### TASK
Search the data for the word "امضا". Reproduce every line where it is found.

(Collected data)
----

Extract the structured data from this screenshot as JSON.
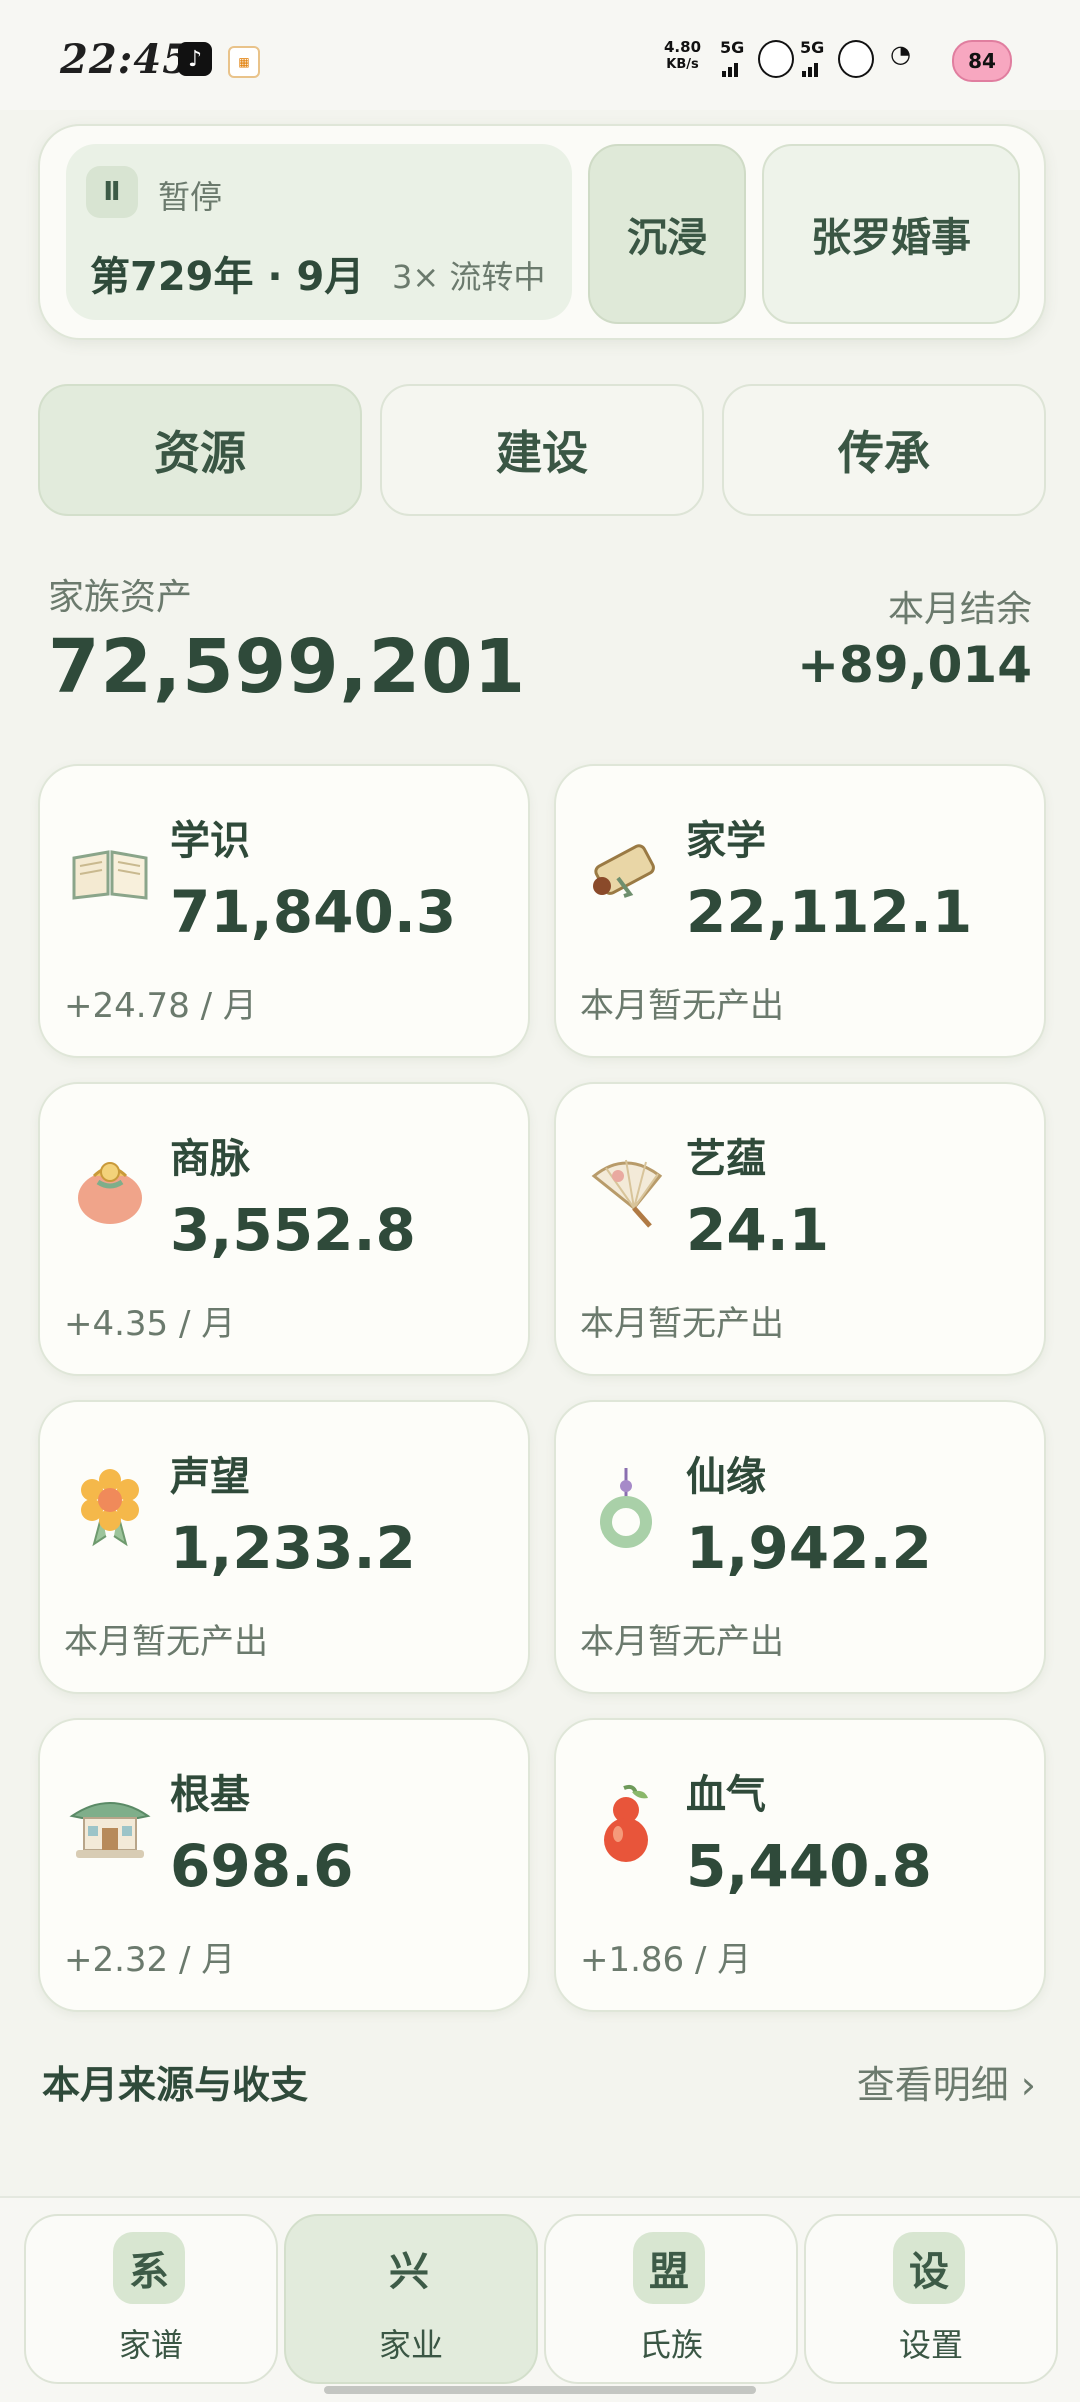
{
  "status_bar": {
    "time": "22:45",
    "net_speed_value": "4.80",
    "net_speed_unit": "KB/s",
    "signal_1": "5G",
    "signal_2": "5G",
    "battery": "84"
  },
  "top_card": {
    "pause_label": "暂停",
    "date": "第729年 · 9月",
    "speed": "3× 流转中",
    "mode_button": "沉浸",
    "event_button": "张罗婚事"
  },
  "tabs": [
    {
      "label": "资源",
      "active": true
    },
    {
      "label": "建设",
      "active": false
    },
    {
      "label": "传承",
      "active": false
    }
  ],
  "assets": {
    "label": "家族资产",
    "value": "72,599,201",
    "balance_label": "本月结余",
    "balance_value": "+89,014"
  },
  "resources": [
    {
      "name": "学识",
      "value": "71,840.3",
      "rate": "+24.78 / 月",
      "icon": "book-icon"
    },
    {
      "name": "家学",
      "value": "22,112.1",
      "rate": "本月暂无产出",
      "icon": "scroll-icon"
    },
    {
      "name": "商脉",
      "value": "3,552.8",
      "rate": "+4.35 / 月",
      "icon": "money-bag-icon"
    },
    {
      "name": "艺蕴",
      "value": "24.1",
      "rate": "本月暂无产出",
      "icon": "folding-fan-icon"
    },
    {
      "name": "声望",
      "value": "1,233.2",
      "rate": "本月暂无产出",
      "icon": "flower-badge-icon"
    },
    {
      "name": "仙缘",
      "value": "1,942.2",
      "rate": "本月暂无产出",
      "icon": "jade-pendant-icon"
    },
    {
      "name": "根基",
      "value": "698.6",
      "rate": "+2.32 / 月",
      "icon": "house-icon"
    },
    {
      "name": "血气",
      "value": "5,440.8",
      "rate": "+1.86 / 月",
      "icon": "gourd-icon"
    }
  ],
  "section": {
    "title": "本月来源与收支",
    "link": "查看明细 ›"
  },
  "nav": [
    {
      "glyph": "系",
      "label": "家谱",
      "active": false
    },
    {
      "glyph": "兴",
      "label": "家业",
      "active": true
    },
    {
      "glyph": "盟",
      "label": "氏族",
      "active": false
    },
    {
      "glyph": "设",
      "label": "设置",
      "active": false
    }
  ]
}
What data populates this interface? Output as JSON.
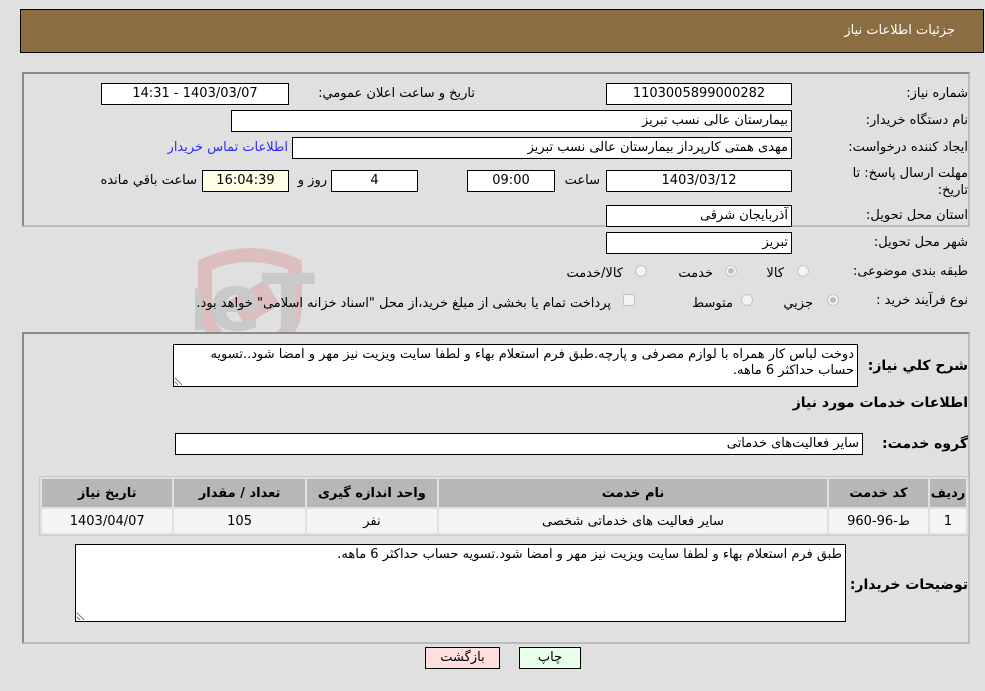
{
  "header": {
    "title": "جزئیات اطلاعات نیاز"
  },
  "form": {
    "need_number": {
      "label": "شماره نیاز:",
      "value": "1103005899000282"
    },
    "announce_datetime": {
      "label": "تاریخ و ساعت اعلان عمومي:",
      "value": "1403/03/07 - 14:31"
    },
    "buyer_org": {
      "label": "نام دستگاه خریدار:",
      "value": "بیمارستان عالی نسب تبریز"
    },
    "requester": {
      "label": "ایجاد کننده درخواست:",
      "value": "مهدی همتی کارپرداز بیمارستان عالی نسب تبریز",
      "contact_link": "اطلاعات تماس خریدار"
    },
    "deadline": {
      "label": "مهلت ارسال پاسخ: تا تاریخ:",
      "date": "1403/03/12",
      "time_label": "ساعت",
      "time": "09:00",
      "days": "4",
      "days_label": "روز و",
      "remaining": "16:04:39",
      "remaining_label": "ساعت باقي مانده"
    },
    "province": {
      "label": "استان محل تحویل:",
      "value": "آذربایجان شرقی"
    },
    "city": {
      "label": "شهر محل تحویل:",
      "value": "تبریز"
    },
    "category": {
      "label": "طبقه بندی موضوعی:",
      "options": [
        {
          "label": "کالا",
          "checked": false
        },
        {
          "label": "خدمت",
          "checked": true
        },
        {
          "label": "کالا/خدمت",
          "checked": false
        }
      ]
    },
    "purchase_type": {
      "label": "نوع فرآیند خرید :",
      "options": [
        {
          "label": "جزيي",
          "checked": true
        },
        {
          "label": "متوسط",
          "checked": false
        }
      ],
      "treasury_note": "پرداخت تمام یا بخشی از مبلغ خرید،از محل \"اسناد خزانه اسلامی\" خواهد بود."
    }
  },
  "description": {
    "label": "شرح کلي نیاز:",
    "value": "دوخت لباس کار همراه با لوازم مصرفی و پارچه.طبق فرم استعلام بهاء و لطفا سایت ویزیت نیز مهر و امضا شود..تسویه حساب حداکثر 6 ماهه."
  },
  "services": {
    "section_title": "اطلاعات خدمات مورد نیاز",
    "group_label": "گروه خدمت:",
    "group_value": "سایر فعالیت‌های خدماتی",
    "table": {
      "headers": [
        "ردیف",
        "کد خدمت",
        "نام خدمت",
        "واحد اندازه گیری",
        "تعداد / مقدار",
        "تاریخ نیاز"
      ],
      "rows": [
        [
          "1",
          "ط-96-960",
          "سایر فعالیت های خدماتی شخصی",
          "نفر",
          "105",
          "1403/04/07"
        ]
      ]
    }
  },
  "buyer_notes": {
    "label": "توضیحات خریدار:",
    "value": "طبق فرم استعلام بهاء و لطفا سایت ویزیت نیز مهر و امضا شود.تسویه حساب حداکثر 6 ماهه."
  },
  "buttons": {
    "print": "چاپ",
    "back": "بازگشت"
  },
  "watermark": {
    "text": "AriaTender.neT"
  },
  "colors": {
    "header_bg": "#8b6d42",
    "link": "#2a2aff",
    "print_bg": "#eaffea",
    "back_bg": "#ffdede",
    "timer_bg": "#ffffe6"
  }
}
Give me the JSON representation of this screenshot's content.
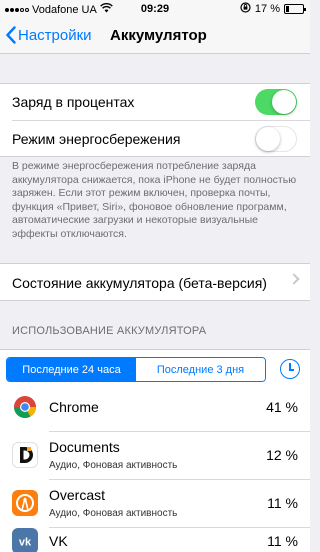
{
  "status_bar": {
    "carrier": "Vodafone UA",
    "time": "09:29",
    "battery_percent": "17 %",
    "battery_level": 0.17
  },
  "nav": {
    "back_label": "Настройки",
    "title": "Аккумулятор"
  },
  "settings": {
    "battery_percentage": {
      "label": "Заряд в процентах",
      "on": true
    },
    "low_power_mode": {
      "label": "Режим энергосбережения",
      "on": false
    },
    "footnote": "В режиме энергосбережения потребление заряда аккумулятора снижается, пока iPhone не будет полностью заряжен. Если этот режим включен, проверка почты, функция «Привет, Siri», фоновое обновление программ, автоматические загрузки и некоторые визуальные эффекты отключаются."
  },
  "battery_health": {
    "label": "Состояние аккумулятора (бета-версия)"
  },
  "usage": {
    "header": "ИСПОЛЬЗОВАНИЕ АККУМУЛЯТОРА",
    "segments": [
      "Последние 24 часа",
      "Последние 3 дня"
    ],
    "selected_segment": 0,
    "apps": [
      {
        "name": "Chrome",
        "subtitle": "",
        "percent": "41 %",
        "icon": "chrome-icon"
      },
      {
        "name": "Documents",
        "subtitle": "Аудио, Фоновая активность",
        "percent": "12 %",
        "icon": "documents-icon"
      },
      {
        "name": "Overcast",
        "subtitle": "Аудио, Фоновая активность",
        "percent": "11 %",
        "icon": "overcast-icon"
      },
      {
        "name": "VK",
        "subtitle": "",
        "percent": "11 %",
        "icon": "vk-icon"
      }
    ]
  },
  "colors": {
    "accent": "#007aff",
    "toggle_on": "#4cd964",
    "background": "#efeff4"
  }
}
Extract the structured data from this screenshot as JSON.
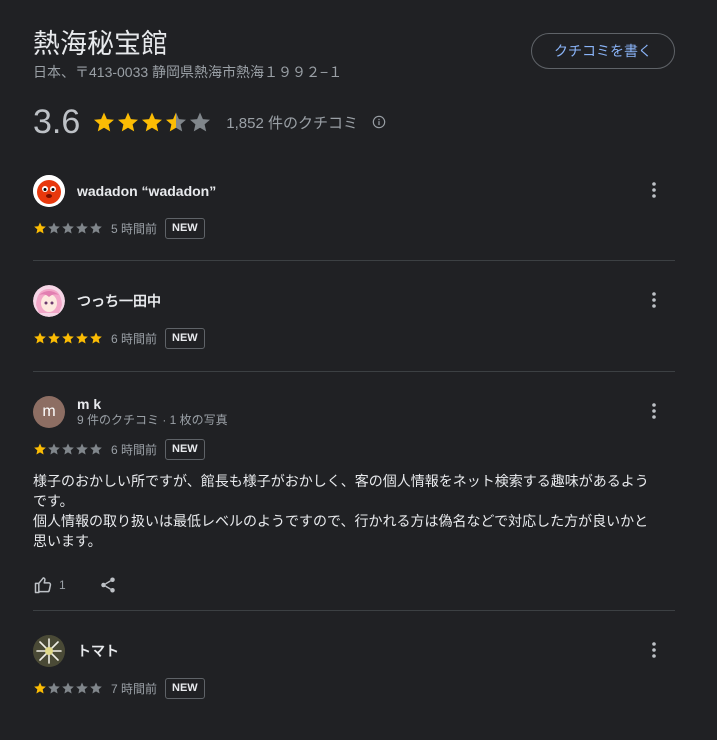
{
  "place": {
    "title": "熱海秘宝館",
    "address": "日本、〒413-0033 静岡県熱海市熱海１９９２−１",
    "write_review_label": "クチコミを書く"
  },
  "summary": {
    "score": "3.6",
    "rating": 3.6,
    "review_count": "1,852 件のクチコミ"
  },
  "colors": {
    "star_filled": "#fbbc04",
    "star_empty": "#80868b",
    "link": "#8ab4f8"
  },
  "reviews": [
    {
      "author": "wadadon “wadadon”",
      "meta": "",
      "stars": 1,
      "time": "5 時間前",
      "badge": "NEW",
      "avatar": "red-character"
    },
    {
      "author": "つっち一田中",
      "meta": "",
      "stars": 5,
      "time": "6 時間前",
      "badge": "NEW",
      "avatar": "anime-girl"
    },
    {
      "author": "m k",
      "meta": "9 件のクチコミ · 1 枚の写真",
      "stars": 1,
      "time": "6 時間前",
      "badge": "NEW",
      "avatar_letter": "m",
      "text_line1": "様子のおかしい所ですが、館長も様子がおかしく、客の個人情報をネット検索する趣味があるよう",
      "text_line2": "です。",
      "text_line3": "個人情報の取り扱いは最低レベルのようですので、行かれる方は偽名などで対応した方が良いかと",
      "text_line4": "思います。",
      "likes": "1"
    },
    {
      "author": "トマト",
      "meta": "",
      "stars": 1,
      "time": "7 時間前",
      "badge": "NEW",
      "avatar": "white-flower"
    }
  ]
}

----

### CORRECT OUTPUT
    "value": "دوخت لباس کار همراه با لوازم مصرفی و پارچه.طبق فرم استعلام بهاء و لطفا سایت ویزیت نیز مهر و امضا شود..تسویه حساب حداکثر 6 ماهه."
    "value": "طبق فرم استعلام بهاء و لطفا سایت ویزیت نیز مهر و امضا شود.تسویه حساب حداکثر 6 ماهه."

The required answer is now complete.